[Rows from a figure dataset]
==========
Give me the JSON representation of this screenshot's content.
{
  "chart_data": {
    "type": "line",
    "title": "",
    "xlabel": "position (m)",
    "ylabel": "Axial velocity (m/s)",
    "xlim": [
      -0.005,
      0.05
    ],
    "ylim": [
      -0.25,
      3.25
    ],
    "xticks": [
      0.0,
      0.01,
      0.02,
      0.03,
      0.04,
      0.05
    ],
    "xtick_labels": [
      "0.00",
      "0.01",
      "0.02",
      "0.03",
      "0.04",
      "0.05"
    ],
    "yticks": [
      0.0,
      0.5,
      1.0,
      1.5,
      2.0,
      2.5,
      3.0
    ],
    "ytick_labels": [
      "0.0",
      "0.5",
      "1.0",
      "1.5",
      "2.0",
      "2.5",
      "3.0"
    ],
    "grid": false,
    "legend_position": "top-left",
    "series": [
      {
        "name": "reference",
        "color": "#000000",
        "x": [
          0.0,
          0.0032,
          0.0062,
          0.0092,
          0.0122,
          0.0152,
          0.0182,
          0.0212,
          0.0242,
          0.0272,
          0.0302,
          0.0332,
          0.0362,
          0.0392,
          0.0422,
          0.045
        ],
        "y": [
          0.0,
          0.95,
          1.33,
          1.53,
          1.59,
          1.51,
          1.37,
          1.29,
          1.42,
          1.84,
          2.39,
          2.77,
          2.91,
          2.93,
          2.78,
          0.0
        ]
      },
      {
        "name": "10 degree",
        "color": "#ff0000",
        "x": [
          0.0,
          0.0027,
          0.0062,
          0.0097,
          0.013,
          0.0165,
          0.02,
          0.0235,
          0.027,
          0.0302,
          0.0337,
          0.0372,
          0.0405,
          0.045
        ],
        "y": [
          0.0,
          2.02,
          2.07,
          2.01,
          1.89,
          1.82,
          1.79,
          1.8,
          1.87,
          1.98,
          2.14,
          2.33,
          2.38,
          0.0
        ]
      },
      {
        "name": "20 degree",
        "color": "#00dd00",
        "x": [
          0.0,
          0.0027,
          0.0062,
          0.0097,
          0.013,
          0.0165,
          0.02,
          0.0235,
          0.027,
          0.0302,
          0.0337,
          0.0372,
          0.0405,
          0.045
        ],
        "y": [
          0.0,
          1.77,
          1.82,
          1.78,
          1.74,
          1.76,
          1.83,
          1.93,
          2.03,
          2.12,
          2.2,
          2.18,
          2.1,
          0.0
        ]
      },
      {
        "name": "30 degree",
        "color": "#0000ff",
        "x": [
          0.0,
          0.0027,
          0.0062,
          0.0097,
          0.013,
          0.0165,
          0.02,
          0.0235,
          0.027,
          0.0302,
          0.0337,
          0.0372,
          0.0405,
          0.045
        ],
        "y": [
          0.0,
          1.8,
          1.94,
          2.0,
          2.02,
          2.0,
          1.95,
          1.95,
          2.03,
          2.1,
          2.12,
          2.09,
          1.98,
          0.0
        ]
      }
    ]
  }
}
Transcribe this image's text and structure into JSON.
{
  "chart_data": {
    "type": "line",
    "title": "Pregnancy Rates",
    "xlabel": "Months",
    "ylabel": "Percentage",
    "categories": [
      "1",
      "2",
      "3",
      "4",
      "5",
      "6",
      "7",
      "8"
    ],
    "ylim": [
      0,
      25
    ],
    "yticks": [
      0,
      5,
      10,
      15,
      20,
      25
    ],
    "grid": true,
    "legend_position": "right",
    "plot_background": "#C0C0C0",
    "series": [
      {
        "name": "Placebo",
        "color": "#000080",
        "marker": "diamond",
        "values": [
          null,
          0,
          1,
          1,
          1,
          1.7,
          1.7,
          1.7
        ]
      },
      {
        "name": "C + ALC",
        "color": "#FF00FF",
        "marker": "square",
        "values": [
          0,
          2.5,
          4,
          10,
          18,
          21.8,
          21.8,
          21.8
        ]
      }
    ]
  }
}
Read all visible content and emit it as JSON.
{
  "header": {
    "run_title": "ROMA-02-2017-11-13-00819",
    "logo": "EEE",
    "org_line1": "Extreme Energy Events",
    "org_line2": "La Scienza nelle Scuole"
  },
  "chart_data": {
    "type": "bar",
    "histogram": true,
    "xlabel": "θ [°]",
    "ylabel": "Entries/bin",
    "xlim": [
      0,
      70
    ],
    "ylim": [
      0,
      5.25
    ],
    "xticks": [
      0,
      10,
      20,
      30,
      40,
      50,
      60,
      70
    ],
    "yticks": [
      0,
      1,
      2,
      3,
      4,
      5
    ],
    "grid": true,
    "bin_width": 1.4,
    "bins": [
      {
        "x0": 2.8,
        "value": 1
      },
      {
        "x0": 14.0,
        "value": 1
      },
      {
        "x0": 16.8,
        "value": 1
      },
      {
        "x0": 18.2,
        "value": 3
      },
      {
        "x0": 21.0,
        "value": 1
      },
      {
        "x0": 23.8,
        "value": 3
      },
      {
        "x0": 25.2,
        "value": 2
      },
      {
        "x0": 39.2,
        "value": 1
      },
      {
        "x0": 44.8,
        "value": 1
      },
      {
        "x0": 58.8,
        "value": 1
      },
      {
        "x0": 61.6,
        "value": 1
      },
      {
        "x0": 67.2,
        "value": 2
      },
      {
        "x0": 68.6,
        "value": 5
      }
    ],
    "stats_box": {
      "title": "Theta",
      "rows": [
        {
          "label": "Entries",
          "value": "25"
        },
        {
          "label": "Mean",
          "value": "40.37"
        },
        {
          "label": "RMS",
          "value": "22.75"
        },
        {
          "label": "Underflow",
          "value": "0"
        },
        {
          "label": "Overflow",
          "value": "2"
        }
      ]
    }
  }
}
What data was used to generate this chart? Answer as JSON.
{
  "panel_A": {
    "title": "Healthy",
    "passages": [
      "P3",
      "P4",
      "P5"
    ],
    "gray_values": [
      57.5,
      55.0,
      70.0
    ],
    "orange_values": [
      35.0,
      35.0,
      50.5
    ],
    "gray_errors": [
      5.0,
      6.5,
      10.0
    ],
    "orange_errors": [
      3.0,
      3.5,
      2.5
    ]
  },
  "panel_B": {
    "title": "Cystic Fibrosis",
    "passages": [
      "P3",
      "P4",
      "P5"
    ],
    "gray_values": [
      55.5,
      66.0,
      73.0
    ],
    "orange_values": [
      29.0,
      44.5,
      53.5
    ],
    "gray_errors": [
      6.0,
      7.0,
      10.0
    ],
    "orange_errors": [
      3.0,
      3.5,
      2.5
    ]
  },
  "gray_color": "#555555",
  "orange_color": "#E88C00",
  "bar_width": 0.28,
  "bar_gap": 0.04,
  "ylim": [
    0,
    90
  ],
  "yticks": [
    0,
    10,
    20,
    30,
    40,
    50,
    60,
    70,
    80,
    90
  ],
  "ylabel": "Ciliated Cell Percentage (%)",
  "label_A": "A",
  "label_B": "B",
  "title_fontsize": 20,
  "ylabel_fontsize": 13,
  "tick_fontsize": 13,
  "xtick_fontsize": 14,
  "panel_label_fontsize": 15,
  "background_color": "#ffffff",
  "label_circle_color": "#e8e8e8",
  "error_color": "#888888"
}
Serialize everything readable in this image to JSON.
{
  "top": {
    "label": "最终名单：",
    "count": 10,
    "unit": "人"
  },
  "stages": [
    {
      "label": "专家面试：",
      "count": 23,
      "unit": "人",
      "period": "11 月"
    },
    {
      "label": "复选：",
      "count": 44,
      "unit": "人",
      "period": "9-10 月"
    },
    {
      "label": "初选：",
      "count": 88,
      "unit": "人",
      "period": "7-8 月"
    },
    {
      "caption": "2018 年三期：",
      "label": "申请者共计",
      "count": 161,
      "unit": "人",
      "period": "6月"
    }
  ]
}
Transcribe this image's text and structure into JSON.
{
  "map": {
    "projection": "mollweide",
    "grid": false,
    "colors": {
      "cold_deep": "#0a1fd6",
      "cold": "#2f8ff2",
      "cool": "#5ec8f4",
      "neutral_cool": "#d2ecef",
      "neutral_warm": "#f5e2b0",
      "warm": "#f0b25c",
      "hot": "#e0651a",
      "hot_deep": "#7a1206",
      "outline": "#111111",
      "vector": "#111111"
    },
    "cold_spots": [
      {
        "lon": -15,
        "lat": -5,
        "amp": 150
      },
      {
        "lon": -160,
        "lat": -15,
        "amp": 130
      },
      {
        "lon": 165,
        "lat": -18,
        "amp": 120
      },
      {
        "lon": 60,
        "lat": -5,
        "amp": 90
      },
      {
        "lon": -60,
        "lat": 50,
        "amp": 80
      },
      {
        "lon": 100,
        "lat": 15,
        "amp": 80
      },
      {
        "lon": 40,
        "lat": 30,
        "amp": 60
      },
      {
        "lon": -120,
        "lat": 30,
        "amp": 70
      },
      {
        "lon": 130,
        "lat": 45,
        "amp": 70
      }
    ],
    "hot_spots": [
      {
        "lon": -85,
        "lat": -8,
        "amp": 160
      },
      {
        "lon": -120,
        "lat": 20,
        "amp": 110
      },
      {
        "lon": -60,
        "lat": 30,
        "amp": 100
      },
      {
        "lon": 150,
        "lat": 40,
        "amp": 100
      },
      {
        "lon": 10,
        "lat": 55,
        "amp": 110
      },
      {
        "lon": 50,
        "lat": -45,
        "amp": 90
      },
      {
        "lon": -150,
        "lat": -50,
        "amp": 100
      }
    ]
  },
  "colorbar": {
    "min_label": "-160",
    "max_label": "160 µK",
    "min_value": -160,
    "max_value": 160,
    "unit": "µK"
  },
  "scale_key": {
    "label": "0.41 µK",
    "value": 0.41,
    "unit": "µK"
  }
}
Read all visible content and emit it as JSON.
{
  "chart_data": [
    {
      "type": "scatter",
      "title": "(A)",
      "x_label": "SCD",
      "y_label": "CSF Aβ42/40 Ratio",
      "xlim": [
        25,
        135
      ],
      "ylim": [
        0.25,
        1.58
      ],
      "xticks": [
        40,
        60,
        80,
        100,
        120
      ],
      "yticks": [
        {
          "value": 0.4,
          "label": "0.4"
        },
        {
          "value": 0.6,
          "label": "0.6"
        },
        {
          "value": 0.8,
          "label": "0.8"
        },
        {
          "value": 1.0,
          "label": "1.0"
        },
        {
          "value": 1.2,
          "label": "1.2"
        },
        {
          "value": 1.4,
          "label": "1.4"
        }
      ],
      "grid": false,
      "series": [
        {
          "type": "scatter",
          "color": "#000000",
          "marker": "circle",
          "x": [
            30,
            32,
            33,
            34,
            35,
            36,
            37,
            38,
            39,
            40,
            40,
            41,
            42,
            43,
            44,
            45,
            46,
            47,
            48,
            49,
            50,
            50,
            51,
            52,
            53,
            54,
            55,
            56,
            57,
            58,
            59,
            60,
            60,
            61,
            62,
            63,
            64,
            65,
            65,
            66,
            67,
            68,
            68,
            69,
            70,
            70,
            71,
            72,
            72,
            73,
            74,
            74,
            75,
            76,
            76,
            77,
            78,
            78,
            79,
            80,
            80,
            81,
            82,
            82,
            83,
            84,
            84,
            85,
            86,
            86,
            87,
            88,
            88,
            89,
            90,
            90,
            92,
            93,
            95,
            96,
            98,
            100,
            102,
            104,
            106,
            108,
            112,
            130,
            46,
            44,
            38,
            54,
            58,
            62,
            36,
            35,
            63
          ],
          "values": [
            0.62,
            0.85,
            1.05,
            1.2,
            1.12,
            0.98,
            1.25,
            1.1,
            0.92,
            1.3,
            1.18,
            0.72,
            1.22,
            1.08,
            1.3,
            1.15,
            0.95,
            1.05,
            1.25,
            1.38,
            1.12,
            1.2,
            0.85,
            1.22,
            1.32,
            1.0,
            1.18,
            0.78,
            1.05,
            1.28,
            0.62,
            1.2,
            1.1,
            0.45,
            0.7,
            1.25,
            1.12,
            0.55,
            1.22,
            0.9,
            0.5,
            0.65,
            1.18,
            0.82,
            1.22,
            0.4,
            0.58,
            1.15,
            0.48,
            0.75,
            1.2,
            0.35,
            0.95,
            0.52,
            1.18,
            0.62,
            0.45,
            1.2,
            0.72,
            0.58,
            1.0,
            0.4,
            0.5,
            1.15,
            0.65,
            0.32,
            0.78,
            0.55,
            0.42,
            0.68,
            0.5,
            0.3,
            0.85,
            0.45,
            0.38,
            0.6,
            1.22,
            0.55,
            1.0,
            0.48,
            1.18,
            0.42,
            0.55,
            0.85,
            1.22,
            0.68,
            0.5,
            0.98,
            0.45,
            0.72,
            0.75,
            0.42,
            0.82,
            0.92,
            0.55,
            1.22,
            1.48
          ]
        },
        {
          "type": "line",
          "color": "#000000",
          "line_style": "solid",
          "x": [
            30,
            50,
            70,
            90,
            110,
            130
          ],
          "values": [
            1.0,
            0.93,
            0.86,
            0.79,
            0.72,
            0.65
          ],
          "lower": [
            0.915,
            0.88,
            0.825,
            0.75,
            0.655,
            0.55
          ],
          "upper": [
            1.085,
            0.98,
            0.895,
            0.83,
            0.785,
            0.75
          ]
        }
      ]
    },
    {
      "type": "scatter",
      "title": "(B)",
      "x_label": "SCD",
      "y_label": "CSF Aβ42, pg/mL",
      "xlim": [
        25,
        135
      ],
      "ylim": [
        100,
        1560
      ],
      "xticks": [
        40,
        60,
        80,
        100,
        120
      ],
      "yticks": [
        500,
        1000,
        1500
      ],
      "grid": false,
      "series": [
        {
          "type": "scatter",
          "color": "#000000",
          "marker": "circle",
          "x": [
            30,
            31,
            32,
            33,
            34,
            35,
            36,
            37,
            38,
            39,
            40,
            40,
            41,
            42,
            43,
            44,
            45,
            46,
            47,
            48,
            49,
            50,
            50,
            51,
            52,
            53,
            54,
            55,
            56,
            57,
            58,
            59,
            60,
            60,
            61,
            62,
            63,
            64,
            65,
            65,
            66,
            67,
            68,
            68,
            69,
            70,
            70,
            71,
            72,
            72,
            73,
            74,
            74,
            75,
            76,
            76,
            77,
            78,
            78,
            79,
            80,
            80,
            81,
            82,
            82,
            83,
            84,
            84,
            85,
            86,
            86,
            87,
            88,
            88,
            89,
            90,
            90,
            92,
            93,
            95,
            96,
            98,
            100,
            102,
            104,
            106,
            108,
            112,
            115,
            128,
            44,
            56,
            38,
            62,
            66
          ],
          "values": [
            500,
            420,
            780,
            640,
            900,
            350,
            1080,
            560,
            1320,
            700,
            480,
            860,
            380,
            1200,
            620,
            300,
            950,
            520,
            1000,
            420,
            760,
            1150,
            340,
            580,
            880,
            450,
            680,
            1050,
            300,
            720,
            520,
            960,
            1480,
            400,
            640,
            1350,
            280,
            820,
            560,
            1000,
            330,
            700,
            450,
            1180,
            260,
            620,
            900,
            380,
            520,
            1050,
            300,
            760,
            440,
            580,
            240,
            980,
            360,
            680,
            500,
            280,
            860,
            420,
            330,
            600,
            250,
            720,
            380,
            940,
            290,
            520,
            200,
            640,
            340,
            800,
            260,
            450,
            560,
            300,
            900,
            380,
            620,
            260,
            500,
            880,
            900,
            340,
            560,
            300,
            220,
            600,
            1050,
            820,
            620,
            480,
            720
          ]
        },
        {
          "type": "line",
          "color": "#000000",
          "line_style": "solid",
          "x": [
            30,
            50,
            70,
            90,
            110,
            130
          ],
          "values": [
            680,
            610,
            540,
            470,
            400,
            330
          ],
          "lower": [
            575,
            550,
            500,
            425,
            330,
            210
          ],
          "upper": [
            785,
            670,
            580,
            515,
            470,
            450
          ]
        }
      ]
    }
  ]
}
==========
EXERCISE TASK:
Check each line of the records for the string "this" and state how many lines contain it. Give only the number.

REPLY:
5